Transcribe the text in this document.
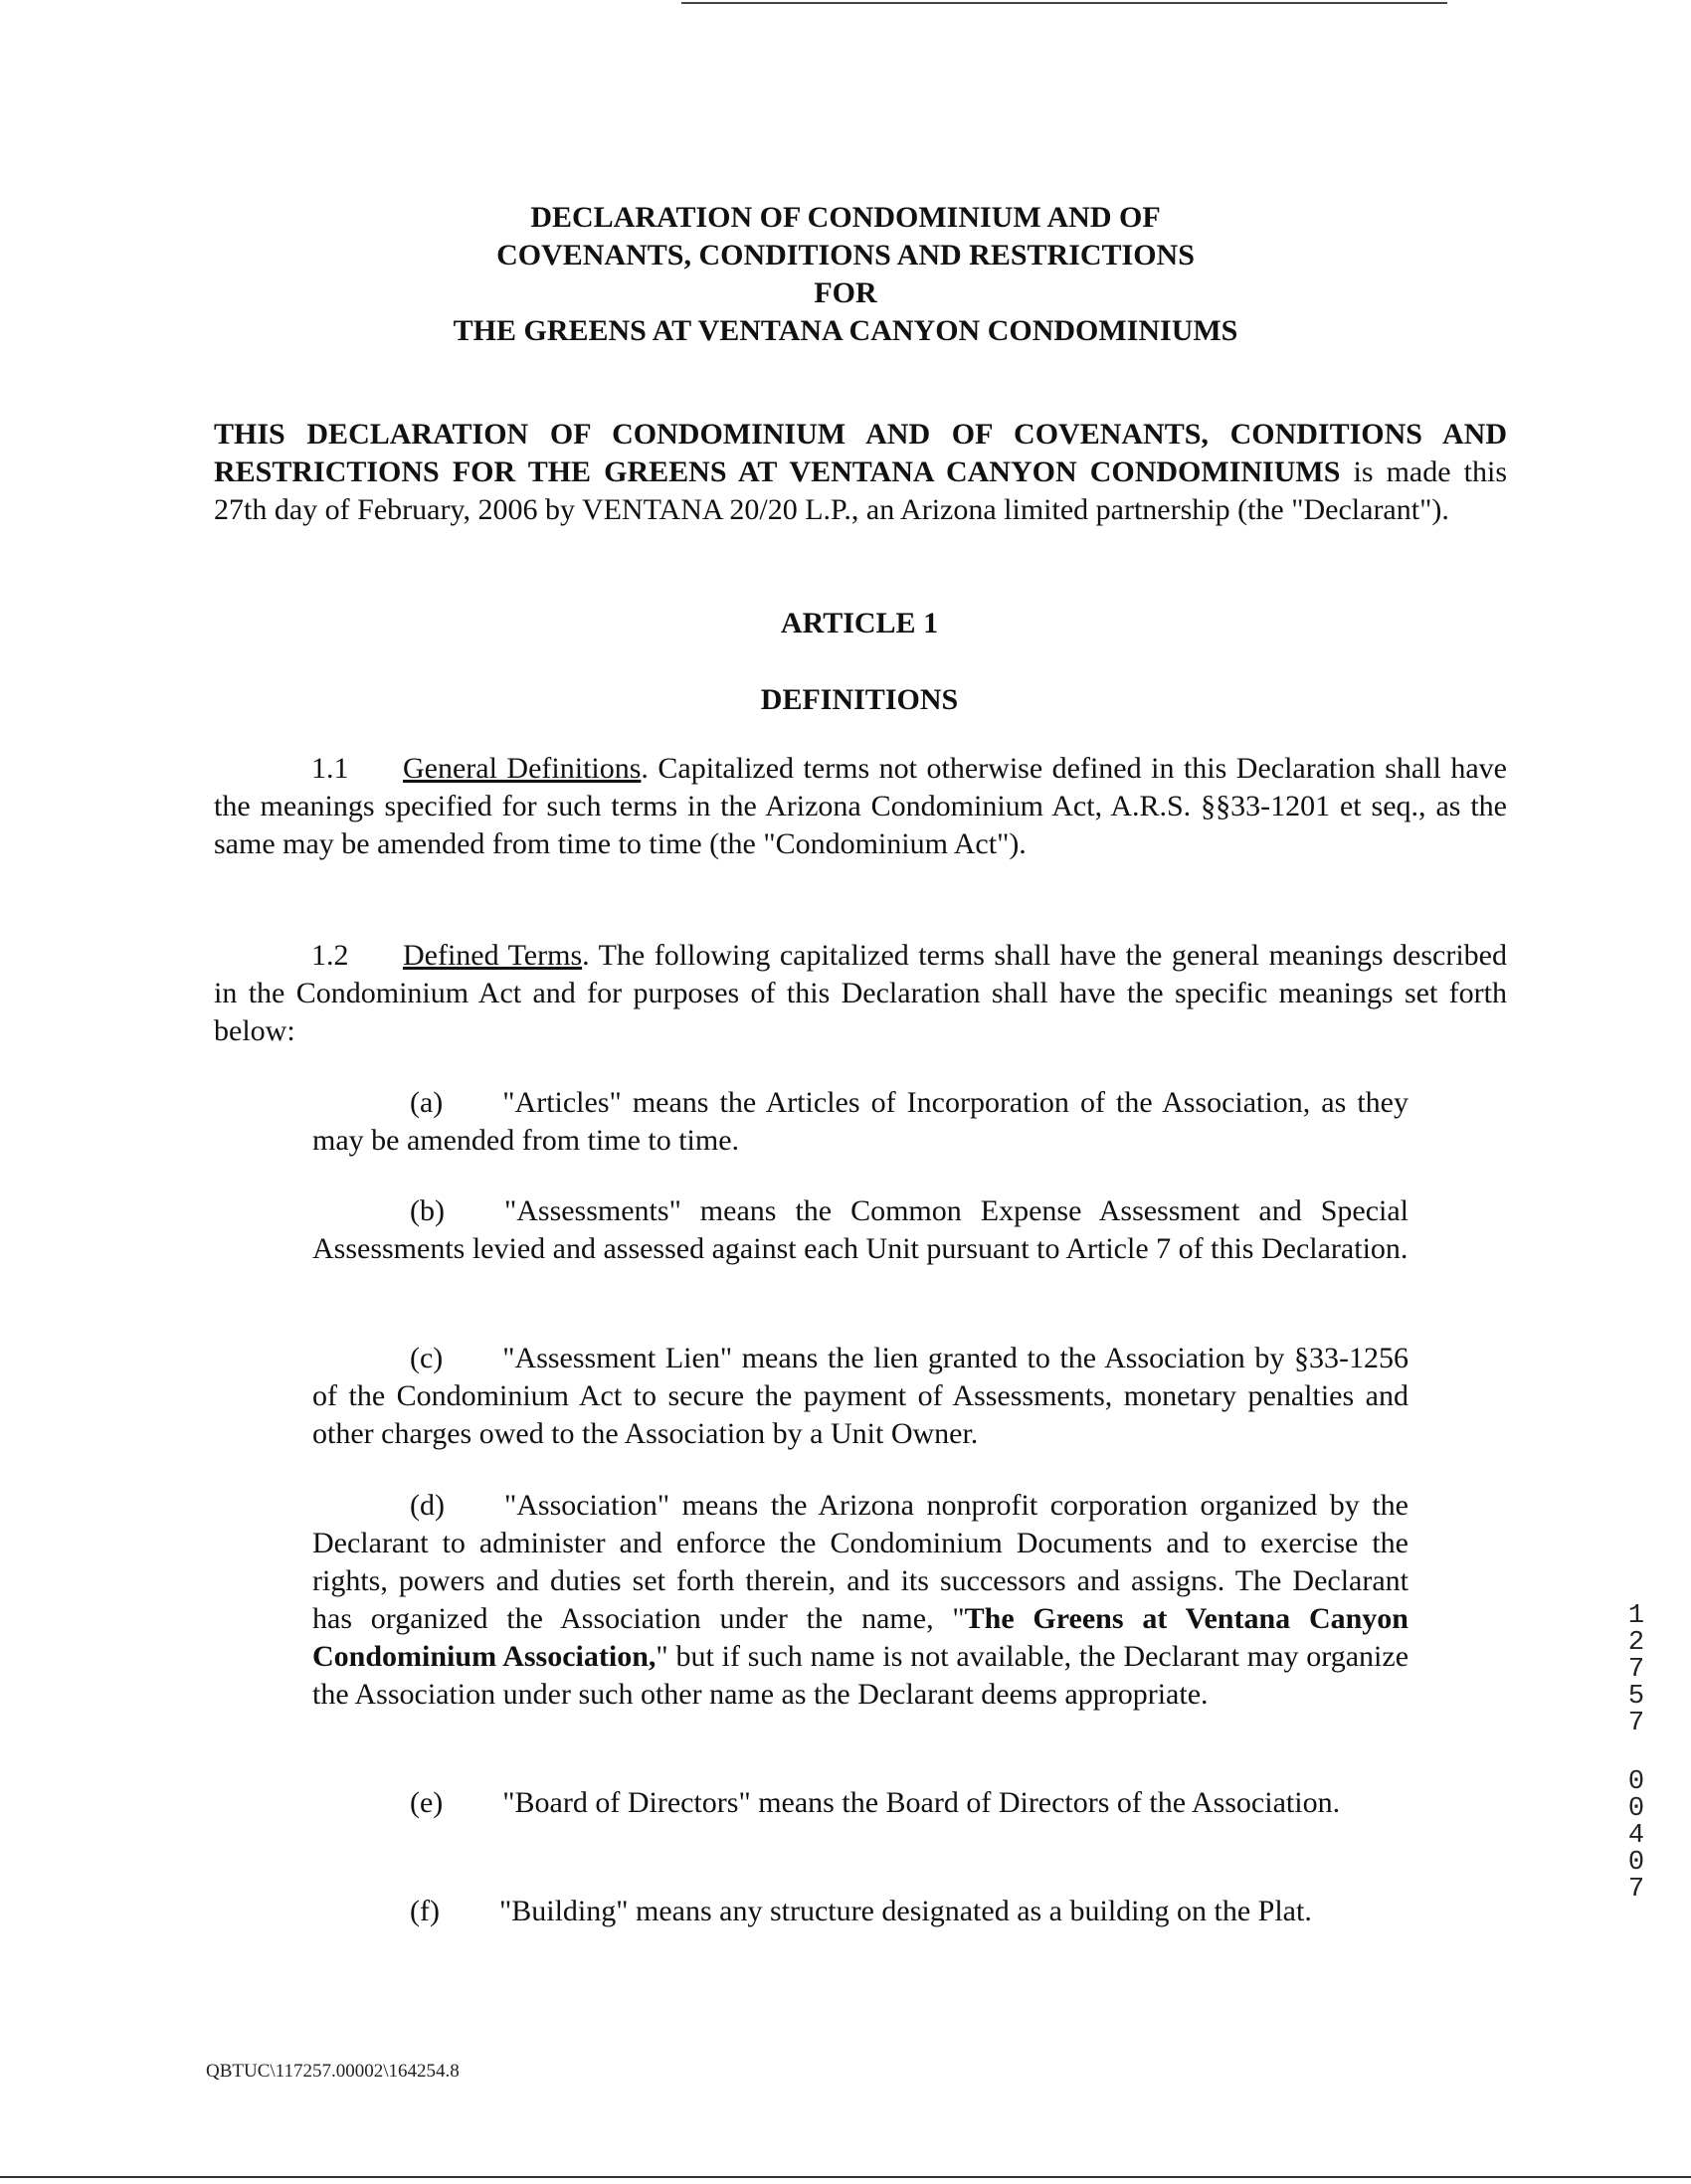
DECLARATION OF CONDOMINIUM AND OF
COVENANTS, CONDITIONS AND RESTRICTIONS
FOR
THE GREENS AT VENTANA CANYON CONDOMINIUMS
THIS DECLARATION OF CONDOMINIUM AND OF COVENANTS, CONDITIONS AND RESTRICTIONS FOR THE GREENS AT VENTANA CANYON CONDOMINIUMS is made this 27th day of February, 2006 by VENTANA 20/20 L.P., an Arizona limited partnership (the "Declarant").
ARTICLE 1
DEFINITIONS
1.1 General Definitions. Capitalized terms not otherwise defined in this Declaration shall have the meanings specified for such terms in the Arizona Condominium Act, A.R.S. §§33-1201 et seq., as the same may be amended from time to time (the "Condominium Act").
1.2 Defined Terms. The following capitalized terms shall have the general meanings described in the Condominium Act and for purposes of this Declaration shall have the specific meanings set forth below:
(a) "Articles" means the Articles of Incorporation of the Association, as they may be amended from time to time.
(b) "Assessments" means the Common Expense Assessment and Special Assessments levied and assessed against each Unit pursuant to Article 7 of this Declaration.
(c) "Assessment Lien" means the lien granted to the Association by §33-1256 of the Condominium Act to secure the payment of Assessments, monetary penalties and other charges owed to the Association by a Unit Owner.
(d) "Association" means the Arizona nonprofit corporation organized by the Declarant to administer and enforce the Condominium Documents and to exercise the rights, powers and duties set forth therein, and its successors and assigns. The Declarant has organized the Association under the name, "The Greens at Ventana Canyon Condominium Association," but if such name is not available, the Declarant may organize the Association under such other name as the Declarant deems appropriate.
(e) "Board of Directors" means the Board of Directors of the Association.
(f) "Building" means any structure designated as a building on the Plat.
1
2
7
5
7
0
0
4
0
7
QBTUC\117257.00002\164254.8
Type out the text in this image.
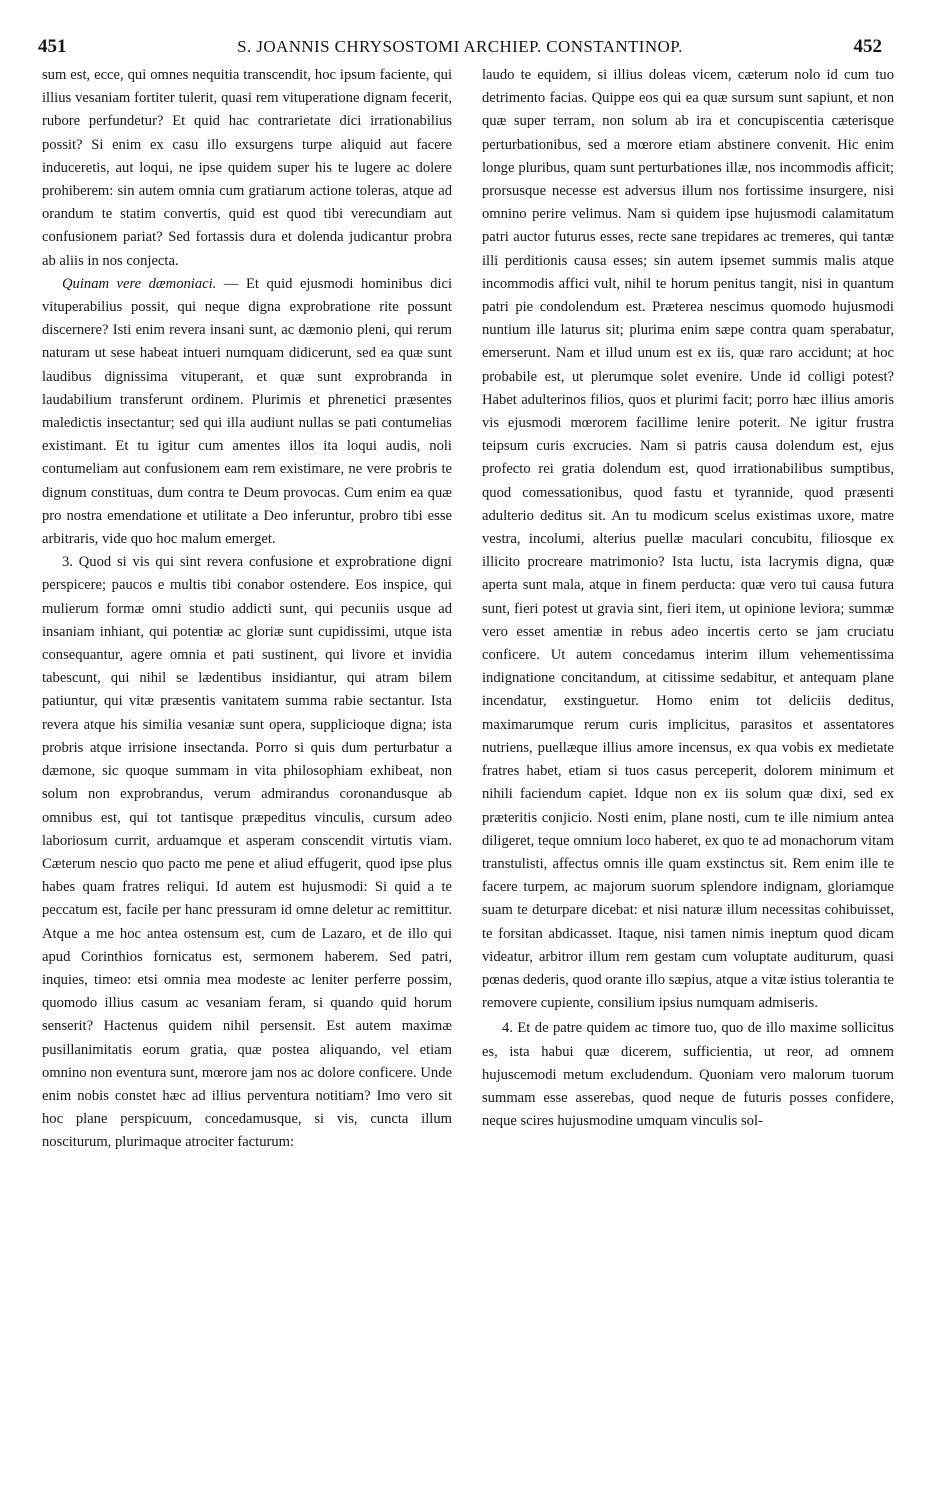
451	S. JOANNIS CHRYSOSTOMI ARCHIEP. CONSTANTINOP.	452

sum est, ecce, qui omnes nequitia transcendit, hoc ipsum faciente, qui illius vesaniam fortiter tulerit, quasi rem vituperatione dignam fecerit, rubore perfundetur? Et quid hac contrarietate dici irrationabilius possit? Si enim ex casu illo exsurgens turpe aliquid aut facere induceretis, aut loqui, ne ipse quidem super his te lugere ac dolere prohiberem: sin autem omnia cum gratiarum actione toleras, atque ad orandum te statim convertis, quid est quod tibi verecundiam aut confusionem pariat? Sed fortassis dura et dolenda judicantur probra ab aliis in nos conjecta.

Quinam vere dæmoniaci. — Et quid ejusmodi hominibus dici vituperabilius possit, qui neque digna exprobratione rite possunt discernere? Isti enim revera insani sunt, ac dæmonio pleni, qui rerum naturam ut sese habeat intueri numquam didicerunt, sed ea quæ sunt laudibus dignissima vituperant, et quæ sunt exprobranda in laudabilium transferunt ordinem. Plurimis et phrenetici præsentes maledictis insectantur; sed qui illa audiunt nullas se pati contumelias existimant. Et tu igitur cum amentes illos ita loqui audis, noli contumeliam aut confusionem eam rem existimare, ne vere probris te dignum constituas, dum contra te Deum provocas. Cum enim ea quæ pro nostra emendatione et utilitate a Deo inferuntur, probro tibi esse arbitraris, vide quo hoc malum emerget.

3. Quod si vis qui sint revera confusione et exprobratione digni perspicere; paucos e multis tibi conabor ostendere. Eos inspice, qui mulierum formæ omni studio addicti sunt, qui pecuniis usque ad insaniam inhiant, qui potentiæ ac gloriæ sunt cupidissimi, utque ista consequantur, agere omnia et pati sustinent, qui livore et invidia tabescunt, qui nihil se lædentibus insidiantur, qui atram bilem patiuntur, qui vitæ præsentis vanitatem summa rabie sectantur. Ista revera atque his similia vesaniæ sunt opera, supplicioque digna; ista probris atque irrisione insectanda. Porro si quis dum perturbatur a dæmone, sic quoque summam in vita philosophiam exhibeat, non solum non exprobrandus, verum admirandus coronandusque ab omnibus est, qui tot tantisque præpeditus vinculis, cursum adeo laboriosum currit, arduamque et asperam conscendit virtutis viam. Cæterum nescio quo pacto me pene et aliud effugerit, quod ipse plus habes quam fratres reliqui. Id autem est hujusmodi: Si quid a te peccatum est, facile per hanc pressuram id omne deletur ac remittitur. Atque a me hoc antea ostensum est, cum de Lazaro, et de illo qui apud Corinthios fornicatus est, sermonem haberem. Sed patri, inquies, timeo: etsi omnia mea modeste ac leniter perferre possim, quomodo illius casum ac vesaniam feram, si quando quid horum senserit? Hactenus quidem nihil persensit. Est autem maximæ pusillanimitatis eorum gratia, quæ postea aliquando, vel etiam omnino non eventura sunt, mœrore jam nos ac dolore conficere. Unde enim nobis constet hæc ad illius perventura notitiam? Imo vero sit hoc plane perspicuum, concedamusque, si vis, cuncta illum nosciturum, plurimaque atrociter facturum:

laudo te equidem, si illius doleas vicem, cæterum nolo id cum tuo detrimento facias. Quippe eos qui ea quæ sursum sunt sapiunt, et non quæ super terram, non solum ab ira et concupiscentia cæterisque perturbationibus, sed a mœrore etiam abstinere convenit. Hic enim longe pluribus, quam sunt perturbationes illæ, nos incommodis afficit; prorsusque necesse est adversus illum nos fortissime insurgere, nisi omnino perire velimus. Nam si quidem ipse hujusmodi calamitatum patri auctor futurus esses, recte sane trepidares ac tremeres, qui tantæ illi perditionis causa esses; sin autem ipsemet summis malis atque incommodis affici vult, nihil te horum penitus tangit, nisi in quantum patri pie condolendum est. Præterea nescimus quomodo hujusmodi nuntium ille laturus sit; plurima enim sæpe contra quam sperabatur, emerserunt. Nam et illud unum est ex iis, quæ raro accidunt; at hoc probabile est, ut plerumque solet evenire. Unde id colligi potest? Habet adulterinos filios, quos et plurimi facit; porro hæc illius amoris vis ejusmodi mœrorem facillime lenire poterit. Ne igitur frustra teipsum curis excrucies. Nam si patris causa dolendum est, ejus profecto rei gratia dolendum est, quod irrationabilibus sumptibus, quod comessationibus, quod fastu et tyrannide, quod præsenti adulterio deditus sit. An tu modicum scelus existimas uxore, matre vestra, incolumi, alterius puellæ maculari concubitu, filiosque ex illicito procreare matrimonio? Ista luctu, ista lacrymis digna, quæ aperta sunt mala, atque in finem perducta: quæ vero tui causa futura sunt, fieri potest ut gravia sint, fieri item, ut opinione leviora; summæ vero esset amentiæ in rebus adeo incertis certo se jam cruciatu conficere. Ut autem concedamus interim illum vehementissima indignatione concitandum, at citissime sedabitur, et antequam plane incendatur, exstinguetur. Homo enim tot deliciis deditus, maximarumque rerum curis implicitus, parasitos et assentatores nutriens, puellæque illius amore incensus, ex qua vobis ex medietate fratres habet, etiam si tuos casus perceperit, dolorem minimum et nihili faciendum capiet. Idque non ex iis solum quæ dixi, sed ex præteritis conjicio. Nosti enim, plane nosti, cum te ille nimium antea diligeret, teque omnium loco haberet, ex quo te ad monachorum vitam transtulisti, affectus omnis ille quam exstinctus sit. Rem enim ille te facere turpem, ac majorum suorum splendore indignam, gloriamque suam te deturpare dicebat: et nisi naturæ illum necessitas cohibuisset, te forsitan abdicasset. Itaque, nisi tamen nimis ineptum quod dicam videatur, arbitror illum rem gestam cum voluptate auditurum, quasi pœnas dederis, quod orante illo sæpius, atque a vitæ istius tolerantia te removere cupiente, consilium ipsius numquam admiseris.

4. Et de patre quidem ac timore tuo, quo de illo maxime sollicitus es, ista habui quæ dicerem, sufficientia, ut reor, ad omnem hujuscemodi metum excludendum. Quoniam vero malorum tuorum summam esse asserebas, quod neque de futuris posses confidere, neque scires hujusmodine umquam vinculis sol-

---

Exercise objective:
List each line of the records that holds the string "CONDITIONS".

Correct answer:
COVENANTS, CONDITIONS AND RESTRICTIONS
THIS DECLARATION OF CONDOMINIUM AND OF COVENANTS, CONDITIONS AND RESTRICTIONS FOR THE GREENS AT VENTANA CANYON CONDOMINIUMS is made this 27th day of February, 2006 by VENTANA 20/20 L.P., an Arizona limited partnership (the "Declarant").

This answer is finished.